Aim of the task: What follows is a listing; restate every line of it word for word.

------

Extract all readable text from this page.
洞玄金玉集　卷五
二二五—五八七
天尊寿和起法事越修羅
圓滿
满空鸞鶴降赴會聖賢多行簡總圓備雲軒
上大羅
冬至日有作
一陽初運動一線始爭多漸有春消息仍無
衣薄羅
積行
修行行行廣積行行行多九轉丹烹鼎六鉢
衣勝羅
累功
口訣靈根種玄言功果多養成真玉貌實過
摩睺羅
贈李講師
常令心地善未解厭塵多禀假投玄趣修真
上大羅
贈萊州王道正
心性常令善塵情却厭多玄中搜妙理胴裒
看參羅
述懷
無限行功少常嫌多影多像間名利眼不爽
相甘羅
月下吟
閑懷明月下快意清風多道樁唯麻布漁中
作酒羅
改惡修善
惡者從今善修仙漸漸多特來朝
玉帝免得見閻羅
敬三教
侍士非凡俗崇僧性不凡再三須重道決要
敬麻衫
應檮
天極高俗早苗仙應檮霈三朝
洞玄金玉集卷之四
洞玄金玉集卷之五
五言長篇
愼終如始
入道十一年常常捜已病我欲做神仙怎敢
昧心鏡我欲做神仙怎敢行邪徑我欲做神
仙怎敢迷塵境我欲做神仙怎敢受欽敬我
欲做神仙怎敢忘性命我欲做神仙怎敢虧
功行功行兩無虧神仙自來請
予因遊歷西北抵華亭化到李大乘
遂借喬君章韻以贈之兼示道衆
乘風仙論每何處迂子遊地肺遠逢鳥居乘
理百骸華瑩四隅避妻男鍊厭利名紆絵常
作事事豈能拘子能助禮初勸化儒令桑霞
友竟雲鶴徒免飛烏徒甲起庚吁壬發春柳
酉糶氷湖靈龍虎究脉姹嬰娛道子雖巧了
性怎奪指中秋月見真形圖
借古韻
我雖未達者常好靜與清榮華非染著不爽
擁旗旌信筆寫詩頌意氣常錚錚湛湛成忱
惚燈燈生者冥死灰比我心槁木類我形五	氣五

------

Solved exercise:
Extract all readable text from this page.
洞玄金玉集　卷五
二二五—五八七
天尊寿和起法事越修羅
圓滿
满空鸞鶴降赴會聖賢多行簡總圓備雲軒
上大羅
冬至日有作
一陽初運動一線始爭多漸有春消息仍無
衣薄羅
積行
修行行行廣積行行行多九轉丹烹鼎六鉢
衣勝羅
累功
口訣靈根種玄言功果多養成真玉貌實過
摩睺羅
贈李講師
常令心地善未解厭塵多禀假投玄趣修真
上大羅
贈萊州王道正
心性常令善塵情却厭多玄中搜妙理胴裒
看參羅
述懷
無限行功少常嫌多影多像間名利眼不爽
相甘羅
月下吟
閑懷明月下快意清風多道樁唯麻布漁中
作酒羅
改惡修善
惡者從今善修仙漸漸多特來朝
玉帝免得見閻羅
敬三教
侍士非凡俗崇僧性不凡再三須重道決要
敬麻衫
應檮
天極高俗早苗仙應檮霈三朝
洞玄金玉集卷之四
洞玄金玉集卷之五
五言長篇
愼終如始
入道十一年常常捜已病我欲做神仙怎敢
昧心鏡我欲做神仙怎敢行邪徑我欲做神
仙怎敢迷塵境我欲做神仙怎敢受欽敬我
欲做神仙怎敢忘性命我欲做神仙怎敢虧
功行功行兩無虧神仙自來請
予因遊歷西北抵華亭化到李大乘
遂借喬君章韻以贈之兼示道衆
乘風仙論每何處迂子遊地肺遠逢鳥居乘
理百骸華瑩四隅避妻男鍊厭利名紆絵常
作事事豈能拘子能助禮初勸化儒令桑霞
友竟雲鶴徒免飛烏徒甲起庚吁壬發春柳
酉糶氷湖靈龍虎究脉姹嬰娛道子雖巧了
性怎奪指中秋月見真形圖
借古韻
我雖未達者常好靜與清榮華非染著不爽
擁旗旌信筆寫詩頌意氣常錚錚湛湛成忱
惚燈燈生者冥死灰比我心槁木類我形五	氣五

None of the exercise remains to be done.